### [The request]
Of the lines in the data below, count the ones holding the string "Unit", and answer with that number only.

** BEGIN **

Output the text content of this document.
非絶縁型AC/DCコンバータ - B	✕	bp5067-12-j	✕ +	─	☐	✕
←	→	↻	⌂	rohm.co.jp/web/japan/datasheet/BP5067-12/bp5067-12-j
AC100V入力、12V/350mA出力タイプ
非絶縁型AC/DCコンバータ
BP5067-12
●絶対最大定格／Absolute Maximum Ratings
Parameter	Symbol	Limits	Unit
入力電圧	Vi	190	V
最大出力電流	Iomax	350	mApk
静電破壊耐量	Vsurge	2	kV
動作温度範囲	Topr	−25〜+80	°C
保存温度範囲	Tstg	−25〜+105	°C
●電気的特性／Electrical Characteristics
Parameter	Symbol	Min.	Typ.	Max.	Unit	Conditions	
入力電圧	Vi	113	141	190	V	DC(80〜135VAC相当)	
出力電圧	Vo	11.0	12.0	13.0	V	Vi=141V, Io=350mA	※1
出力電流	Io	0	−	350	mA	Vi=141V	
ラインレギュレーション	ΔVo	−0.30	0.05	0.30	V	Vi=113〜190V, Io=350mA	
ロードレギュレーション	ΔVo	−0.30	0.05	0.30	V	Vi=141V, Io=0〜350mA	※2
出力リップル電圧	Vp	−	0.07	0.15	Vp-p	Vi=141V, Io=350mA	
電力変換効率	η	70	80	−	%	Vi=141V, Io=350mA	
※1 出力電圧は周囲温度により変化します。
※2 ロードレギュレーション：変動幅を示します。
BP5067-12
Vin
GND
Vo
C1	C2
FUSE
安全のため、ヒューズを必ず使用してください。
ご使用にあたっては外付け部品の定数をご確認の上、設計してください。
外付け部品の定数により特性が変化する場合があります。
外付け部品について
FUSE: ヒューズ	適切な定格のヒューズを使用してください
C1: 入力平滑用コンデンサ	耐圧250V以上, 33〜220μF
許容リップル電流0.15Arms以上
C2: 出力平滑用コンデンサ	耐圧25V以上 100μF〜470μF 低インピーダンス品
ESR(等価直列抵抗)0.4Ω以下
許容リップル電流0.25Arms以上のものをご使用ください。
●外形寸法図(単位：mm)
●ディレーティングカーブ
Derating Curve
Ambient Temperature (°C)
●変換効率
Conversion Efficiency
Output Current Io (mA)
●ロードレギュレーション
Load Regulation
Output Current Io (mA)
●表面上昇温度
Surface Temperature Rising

** END **

### [The reply]
2